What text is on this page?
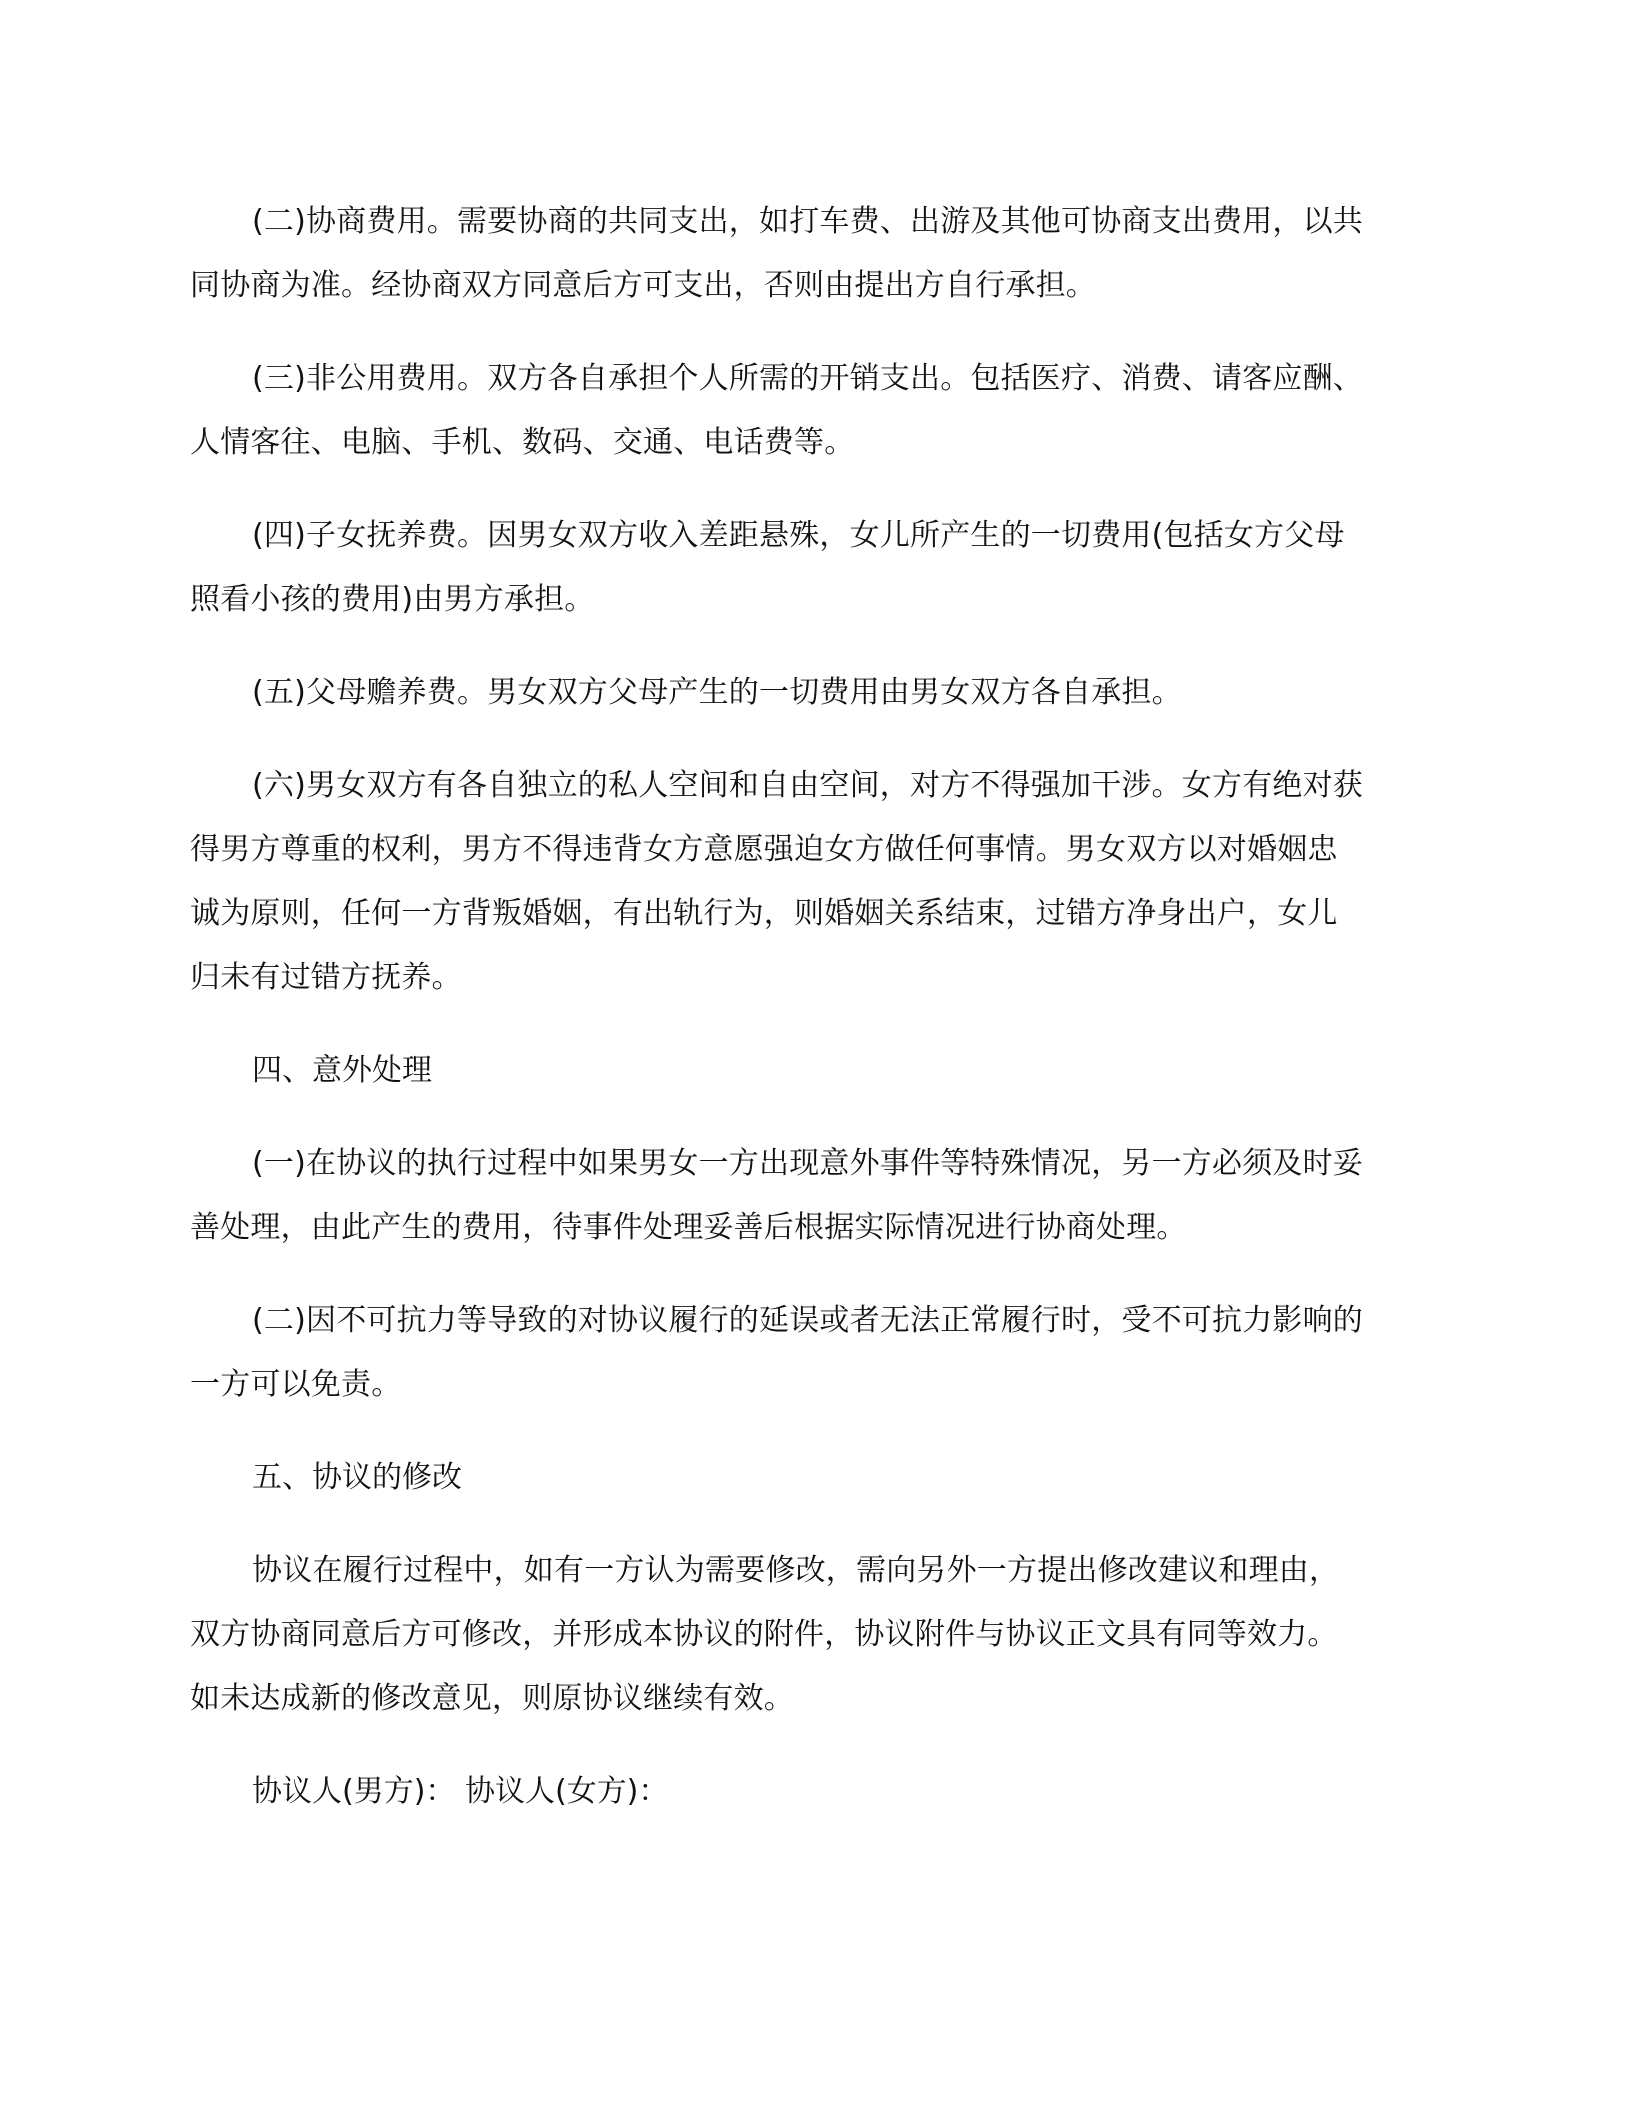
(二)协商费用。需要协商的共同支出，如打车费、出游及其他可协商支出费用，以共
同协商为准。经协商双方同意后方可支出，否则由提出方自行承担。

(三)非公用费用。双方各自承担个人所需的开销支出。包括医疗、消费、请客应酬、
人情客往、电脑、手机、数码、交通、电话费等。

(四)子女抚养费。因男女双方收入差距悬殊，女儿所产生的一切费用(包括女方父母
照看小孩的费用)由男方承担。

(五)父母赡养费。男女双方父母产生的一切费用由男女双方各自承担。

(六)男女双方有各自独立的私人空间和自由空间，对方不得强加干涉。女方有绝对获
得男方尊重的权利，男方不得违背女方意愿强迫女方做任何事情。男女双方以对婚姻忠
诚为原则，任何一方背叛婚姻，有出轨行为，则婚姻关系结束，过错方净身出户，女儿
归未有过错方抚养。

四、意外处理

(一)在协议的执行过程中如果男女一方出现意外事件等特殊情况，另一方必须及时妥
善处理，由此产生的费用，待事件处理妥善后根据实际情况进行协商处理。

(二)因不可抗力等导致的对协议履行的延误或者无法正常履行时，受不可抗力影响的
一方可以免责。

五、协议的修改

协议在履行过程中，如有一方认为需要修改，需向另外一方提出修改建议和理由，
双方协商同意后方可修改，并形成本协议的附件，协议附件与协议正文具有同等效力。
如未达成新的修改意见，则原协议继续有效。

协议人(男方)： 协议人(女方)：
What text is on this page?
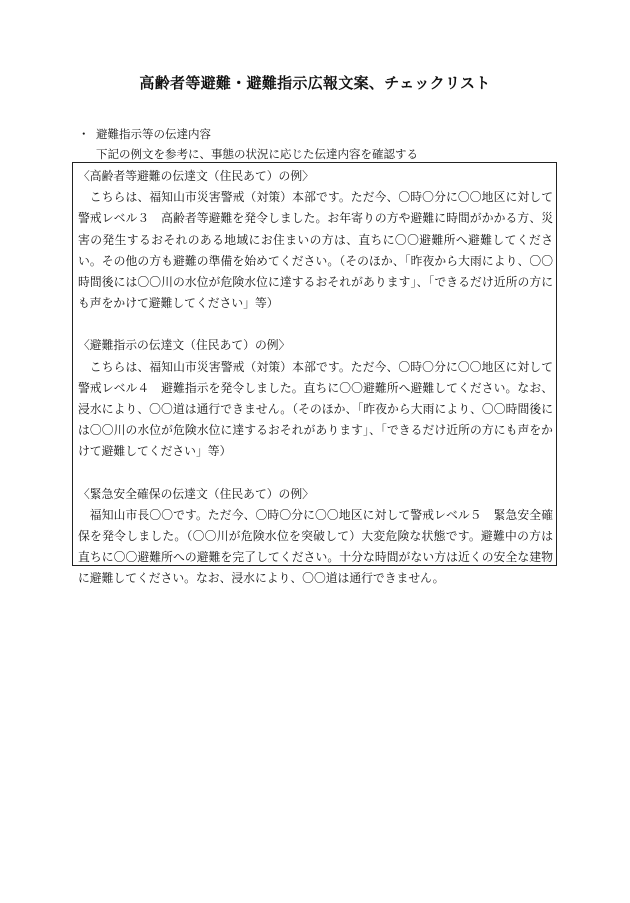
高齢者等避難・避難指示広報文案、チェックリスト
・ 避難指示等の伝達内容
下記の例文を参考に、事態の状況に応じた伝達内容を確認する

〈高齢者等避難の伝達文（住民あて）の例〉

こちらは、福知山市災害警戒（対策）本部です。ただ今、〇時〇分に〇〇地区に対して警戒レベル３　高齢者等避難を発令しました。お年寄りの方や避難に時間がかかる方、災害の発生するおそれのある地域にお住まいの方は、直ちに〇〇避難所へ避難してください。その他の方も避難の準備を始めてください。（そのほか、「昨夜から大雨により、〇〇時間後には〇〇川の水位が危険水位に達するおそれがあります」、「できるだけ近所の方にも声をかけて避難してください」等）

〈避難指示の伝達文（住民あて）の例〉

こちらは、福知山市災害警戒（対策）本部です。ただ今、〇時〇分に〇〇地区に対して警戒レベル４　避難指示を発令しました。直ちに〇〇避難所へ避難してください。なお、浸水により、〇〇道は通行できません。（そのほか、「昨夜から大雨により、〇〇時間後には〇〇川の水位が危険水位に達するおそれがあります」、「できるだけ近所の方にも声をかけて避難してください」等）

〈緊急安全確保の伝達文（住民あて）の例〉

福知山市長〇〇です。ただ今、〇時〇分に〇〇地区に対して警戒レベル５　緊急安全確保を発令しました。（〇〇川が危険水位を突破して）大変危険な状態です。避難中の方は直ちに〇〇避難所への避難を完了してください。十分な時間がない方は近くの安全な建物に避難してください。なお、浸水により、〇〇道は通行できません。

## Work to complete
Your task is to repeat the material above exactly, without its pictures.

## Complete answer
What text is on this page?
(二)协商费用。需要协商的共同支出，如打车费、出游及其他可协商支出费用，以共
同协商为准。经协商双方同意后方可支出，否则由提出方自行承担。

(三)非公用费用。双方各自承担个人所需的开销支出。包括医疗、消费、请客应酬、
人情客往、电脑、手机、数码、交通、电话费等。

(四)子女抚养费。因男女双方收入差距悬殊，女儿所产生的一切费用(包括女方父母
照看小孩的费用)由男方承担。

(五)父母赡养费。男女双方父母产生的一切费用由男女双方各自承担。

(六)男女双方有各自独立的私人空间和自由空间，对方不得强加干涉。女方有绝对获
得男方尊重的权利，男方不得违背女方意愿强迫女方做任何事情。男女双方以对婚姻忠
诚为原则，任何一方背叛婚姻，有出轨行为，则婚姻关系结束，过错方净身出户，女儿
归未有过错方抚养。

四、意外处理

(一)在协议的执行过程中如果男女一方出现意外事件等特殊情况，另一方必须及时妥
善处理，由此产生的费用，待事件处理妥善后根据实际情况进行协商处理。

(二)因不可抗力等导致的对协议履行的延误或者无法正常履行时，受不可抗力影响的
一方可以免责。

五、协议的修改

协议在履行过程中，如有一方认为需要修改，需向另外一方提出修改建议和理由，
双方协商同意后方可修改，并形成本协议的附件，协议附件与协议正文具有同等效力。
如未达成新的修改意见，则原协议继续有效。

协议人(男方)： 协议人(女方)：
What text is on this page?
高齢者等避難・避難指示広報文案、チェックリスト
・ 避難指示等の伝達内容
下記の例文を参考に、事態の状況に応じた伝達内容を確認する

〈高齢者等避難の伝達文（住民あて）の例〉

こちらは、福知山市災害警戒（対策）本部です。ただ今、〇時〇分に〇〇地区に対して警戒レベル３　高齢者等避難を発令しました。お年寄りの方や避難に時間がかかる方、災害の発生するおそれのある地域にお住まいの方は、直ちに〇〇避難所へ避難してください。その他の方も避難の準備を始めてください。（そのほか、「昨夜から大雨により、〇〇時間後には〇〇川の水位が危険水位に達するおそれがあります」、「できるだけ近所の方にも声をかけて避難してください」等）

〈避難指示の伝達文（住民あて）の例〉

こちらは、福知山市災害警戒（対策）本部です。ただ今、〇時〇分に〇〇地区に対して警戒レベル４　避難指示を発令しました。直ちに〇〇避難所へ避難してください。なお、浸水により、〇〇道は通行できません。（そのほか、「昨夜から大雨により、〇〇時間後には〇〇川の水位が危険水位に達するおそれがあります」、「できるだけ近所の方にも声をかけて避難してください」等）

〈緊急安全確保の伝達文（住民あて）の例〉

福知山市長〇〇です。ただ今、〇時〇分に〇〇地区に対して警戒レベル５　緊急安全確保を発令しました。（〇〇川が危険水位を突破して）大変危険な状態です。避難中の方は直ちに〇〇避難所への避難を完了してください。十分な時間がない方は近くの安全な建物に避難してください。なお、浸水により、〇〇道は通行できません。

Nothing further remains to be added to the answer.